● What you should do
Track down the lines that contain "Wizard" and copy them.

Stored data
^^^^

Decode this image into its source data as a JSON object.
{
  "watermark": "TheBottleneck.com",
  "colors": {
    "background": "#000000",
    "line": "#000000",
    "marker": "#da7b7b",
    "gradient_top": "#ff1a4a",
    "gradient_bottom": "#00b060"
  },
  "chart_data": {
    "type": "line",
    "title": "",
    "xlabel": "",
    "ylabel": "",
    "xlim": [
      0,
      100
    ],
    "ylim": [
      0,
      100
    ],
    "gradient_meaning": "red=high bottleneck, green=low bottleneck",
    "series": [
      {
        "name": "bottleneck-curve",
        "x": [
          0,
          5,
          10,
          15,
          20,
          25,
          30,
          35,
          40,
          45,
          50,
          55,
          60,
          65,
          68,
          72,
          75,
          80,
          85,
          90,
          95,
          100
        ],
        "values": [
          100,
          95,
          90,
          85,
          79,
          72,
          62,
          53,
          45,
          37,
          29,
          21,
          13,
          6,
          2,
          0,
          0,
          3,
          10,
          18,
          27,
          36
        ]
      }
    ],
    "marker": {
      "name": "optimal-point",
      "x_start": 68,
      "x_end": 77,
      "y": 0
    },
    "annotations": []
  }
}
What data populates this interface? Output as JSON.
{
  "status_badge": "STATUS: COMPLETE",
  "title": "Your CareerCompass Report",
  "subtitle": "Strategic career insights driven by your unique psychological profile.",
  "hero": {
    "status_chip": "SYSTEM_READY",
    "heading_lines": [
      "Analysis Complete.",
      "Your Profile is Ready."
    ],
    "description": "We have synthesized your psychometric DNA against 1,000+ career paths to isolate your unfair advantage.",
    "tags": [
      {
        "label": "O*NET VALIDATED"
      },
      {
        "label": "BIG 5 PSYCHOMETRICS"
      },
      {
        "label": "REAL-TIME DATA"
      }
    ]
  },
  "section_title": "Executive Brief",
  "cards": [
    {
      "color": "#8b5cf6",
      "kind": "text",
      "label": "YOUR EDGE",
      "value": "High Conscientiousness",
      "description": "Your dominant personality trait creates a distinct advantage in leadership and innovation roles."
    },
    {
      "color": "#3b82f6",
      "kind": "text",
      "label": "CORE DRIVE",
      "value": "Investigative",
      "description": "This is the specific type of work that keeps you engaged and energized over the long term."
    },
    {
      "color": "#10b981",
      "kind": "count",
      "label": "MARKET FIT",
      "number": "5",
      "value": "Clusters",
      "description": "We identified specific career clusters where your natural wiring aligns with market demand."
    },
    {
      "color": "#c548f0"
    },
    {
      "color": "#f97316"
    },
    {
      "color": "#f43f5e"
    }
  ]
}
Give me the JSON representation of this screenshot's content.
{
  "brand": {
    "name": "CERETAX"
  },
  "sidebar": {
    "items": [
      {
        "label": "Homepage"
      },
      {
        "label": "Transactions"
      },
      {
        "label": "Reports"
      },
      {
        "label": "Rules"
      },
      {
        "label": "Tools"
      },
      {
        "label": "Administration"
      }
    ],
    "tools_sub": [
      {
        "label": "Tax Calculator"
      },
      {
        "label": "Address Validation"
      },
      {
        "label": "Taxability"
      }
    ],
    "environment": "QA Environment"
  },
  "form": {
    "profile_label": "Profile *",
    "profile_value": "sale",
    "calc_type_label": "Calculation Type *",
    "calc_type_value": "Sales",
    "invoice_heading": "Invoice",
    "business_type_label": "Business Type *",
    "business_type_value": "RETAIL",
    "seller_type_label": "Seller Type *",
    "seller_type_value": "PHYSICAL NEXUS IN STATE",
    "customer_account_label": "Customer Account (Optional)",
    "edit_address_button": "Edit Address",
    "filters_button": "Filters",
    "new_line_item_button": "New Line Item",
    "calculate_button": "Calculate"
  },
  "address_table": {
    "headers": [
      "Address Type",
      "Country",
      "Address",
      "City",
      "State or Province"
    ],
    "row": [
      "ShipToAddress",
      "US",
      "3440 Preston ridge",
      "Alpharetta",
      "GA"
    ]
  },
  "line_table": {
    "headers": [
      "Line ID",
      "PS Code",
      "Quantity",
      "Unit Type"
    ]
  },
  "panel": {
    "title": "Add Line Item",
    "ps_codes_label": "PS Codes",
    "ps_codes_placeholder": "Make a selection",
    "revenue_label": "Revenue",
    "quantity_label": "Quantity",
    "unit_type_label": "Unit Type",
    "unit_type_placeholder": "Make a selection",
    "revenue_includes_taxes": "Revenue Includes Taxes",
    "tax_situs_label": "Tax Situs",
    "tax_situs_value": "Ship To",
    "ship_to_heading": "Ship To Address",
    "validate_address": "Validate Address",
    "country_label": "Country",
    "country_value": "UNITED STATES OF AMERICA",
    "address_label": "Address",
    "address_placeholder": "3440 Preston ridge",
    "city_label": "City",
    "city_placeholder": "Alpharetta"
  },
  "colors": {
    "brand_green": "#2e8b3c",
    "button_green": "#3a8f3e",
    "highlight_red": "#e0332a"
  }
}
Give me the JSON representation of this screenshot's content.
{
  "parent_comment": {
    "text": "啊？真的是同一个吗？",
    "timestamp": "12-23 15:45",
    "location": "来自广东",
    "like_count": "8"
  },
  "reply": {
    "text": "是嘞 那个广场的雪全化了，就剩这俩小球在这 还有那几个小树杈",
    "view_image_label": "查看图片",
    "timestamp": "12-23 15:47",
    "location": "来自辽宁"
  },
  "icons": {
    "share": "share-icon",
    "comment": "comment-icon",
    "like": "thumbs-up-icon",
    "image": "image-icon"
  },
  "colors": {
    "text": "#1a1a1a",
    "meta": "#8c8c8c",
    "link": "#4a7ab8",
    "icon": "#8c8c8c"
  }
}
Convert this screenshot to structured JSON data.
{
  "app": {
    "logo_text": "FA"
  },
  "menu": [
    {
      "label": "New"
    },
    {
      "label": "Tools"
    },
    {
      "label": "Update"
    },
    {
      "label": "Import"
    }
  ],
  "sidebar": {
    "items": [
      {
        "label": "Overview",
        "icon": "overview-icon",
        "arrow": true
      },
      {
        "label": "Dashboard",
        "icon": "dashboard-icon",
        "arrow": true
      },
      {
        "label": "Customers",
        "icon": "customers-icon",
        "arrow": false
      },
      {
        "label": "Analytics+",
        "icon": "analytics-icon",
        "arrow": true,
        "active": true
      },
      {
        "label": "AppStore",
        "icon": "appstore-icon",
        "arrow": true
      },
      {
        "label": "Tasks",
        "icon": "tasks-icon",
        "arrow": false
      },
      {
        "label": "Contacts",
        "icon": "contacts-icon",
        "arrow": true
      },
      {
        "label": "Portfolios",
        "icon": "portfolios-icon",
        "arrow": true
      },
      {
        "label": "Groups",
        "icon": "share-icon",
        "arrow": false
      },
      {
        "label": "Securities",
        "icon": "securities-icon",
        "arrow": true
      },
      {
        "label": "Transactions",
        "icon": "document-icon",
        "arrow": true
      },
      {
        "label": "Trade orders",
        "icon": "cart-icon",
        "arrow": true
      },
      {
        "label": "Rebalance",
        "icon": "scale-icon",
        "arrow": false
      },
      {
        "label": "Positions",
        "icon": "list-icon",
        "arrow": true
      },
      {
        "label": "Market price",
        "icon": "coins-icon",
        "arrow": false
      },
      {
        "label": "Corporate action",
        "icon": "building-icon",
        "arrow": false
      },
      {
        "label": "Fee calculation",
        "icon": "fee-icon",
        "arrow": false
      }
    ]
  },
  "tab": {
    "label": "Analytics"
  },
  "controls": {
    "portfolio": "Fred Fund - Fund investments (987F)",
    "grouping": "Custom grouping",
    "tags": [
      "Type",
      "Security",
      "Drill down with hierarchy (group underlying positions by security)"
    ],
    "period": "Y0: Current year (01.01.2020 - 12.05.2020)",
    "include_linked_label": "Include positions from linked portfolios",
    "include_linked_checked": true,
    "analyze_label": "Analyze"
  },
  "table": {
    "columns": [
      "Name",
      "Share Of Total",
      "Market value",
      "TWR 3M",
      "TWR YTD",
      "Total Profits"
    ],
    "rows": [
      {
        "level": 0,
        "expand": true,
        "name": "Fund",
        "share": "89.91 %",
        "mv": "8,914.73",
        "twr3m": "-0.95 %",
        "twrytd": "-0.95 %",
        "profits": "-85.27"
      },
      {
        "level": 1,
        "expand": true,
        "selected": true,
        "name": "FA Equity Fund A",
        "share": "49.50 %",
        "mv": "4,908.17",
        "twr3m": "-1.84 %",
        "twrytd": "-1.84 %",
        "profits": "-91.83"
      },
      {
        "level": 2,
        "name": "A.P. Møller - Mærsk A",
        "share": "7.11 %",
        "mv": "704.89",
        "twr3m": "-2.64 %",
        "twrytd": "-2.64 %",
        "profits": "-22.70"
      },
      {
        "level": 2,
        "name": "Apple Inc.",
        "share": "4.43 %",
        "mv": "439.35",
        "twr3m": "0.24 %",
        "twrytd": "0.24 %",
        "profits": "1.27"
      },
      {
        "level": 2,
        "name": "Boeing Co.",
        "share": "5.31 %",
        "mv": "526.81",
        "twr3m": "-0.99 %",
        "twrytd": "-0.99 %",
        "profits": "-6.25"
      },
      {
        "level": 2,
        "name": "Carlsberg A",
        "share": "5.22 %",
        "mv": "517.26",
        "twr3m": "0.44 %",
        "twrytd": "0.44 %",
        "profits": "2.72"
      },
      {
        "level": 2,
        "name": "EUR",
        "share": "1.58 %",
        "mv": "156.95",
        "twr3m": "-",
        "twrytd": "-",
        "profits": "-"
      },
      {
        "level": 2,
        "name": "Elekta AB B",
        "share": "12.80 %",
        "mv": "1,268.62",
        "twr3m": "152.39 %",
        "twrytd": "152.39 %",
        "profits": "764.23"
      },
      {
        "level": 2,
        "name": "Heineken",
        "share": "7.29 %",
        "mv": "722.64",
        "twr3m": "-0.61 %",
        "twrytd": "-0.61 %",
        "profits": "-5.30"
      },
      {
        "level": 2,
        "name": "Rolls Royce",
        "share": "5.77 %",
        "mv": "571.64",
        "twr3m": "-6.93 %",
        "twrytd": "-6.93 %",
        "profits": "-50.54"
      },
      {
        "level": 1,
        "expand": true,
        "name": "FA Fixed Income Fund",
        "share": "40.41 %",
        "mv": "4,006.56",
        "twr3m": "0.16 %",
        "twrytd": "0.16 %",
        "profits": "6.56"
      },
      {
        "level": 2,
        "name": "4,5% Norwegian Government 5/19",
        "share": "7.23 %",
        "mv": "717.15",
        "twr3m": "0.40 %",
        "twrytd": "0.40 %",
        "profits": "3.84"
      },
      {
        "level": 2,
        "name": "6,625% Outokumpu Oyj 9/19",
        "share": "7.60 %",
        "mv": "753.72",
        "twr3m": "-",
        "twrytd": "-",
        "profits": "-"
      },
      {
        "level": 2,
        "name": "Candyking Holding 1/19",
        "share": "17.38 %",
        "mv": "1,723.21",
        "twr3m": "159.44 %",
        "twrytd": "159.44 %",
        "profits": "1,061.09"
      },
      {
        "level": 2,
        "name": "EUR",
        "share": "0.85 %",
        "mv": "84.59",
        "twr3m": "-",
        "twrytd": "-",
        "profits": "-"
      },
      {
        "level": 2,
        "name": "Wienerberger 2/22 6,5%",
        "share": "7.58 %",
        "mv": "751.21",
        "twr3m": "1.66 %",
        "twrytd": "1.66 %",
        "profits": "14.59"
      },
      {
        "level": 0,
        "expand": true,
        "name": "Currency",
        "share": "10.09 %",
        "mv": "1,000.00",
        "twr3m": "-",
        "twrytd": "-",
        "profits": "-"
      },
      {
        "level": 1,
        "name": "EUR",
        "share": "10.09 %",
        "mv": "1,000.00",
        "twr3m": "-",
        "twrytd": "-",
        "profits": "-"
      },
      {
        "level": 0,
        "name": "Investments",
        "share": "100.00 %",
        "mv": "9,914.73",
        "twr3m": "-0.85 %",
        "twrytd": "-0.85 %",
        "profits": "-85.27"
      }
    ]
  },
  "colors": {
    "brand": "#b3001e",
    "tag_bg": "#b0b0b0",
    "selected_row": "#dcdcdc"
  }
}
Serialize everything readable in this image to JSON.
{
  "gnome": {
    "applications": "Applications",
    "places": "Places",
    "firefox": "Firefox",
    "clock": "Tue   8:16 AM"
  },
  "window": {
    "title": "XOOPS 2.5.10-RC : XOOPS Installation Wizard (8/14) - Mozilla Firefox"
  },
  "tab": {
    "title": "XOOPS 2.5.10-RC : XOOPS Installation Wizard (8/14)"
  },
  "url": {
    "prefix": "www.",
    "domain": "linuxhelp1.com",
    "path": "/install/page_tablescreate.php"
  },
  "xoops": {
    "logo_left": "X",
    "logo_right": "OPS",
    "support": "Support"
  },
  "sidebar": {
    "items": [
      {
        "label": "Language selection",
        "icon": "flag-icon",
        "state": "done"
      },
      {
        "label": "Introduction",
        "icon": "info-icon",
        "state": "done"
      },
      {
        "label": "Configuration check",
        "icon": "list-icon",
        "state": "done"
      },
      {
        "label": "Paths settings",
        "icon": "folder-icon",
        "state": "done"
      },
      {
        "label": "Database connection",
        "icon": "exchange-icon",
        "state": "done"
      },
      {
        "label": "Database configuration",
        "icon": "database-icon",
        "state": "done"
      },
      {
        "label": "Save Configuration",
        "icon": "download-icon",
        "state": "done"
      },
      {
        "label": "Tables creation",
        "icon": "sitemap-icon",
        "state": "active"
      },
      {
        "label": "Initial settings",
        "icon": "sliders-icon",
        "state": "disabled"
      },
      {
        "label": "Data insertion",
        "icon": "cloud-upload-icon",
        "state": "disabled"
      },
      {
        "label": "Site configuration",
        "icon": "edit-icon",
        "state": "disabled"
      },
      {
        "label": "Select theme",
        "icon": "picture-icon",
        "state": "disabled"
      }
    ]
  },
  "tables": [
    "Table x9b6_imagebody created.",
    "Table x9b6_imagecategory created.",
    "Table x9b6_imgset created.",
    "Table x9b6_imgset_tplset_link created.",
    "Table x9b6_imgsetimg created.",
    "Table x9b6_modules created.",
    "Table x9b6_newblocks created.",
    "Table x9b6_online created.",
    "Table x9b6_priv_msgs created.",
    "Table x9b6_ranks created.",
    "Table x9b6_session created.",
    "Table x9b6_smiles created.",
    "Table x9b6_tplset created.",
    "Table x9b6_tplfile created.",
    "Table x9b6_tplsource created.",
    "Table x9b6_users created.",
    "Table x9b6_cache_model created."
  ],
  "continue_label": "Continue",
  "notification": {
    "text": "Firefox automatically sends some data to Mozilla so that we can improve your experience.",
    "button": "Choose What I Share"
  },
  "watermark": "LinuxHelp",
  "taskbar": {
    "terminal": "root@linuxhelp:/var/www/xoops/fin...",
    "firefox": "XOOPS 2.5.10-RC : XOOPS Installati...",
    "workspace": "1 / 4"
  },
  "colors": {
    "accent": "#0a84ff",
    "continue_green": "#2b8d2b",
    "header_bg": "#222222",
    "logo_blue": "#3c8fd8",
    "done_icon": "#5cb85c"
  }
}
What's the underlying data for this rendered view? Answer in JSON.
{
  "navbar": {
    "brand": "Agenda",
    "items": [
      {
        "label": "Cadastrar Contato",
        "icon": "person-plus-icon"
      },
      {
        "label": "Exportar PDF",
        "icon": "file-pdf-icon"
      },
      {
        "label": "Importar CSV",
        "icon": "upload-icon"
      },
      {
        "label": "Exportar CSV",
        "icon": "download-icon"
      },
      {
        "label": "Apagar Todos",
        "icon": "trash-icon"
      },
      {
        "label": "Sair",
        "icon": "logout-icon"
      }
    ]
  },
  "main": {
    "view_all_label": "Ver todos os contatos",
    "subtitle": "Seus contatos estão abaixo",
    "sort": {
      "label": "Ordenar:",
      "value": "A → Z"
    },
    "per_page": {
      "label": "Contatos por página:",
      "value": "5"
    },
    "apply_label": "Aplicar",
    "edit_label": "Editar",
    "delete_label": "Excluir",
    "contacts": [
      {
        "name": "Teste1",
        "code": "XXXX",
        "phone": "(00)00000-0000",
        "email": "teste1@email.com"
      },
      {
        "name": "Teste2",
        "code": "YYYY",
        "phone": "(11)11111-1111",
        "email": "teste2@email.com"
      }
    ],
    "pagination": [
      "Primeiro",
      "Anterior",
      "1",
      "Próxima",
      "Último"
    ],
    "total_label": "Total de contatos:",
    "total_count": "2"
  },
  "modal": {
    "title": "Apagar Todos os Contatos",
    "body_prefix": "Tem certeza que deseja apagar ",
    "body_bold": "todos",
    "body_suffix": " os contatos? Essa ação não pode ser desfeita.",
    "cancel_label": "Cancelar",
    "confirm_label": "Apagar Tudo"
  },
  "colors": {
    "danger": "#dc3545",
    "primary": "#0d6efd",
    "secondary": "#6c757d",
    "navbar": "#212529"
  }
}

^^^^

● Correct response
    "title": "XOOPS 2.5.10-RC : XOOPS Installation Wizard (8/14) - Mozilla Firefox"
    "title": "XOOPS 2.5.10-RC : XOOPS Installation Wizard (8/14)"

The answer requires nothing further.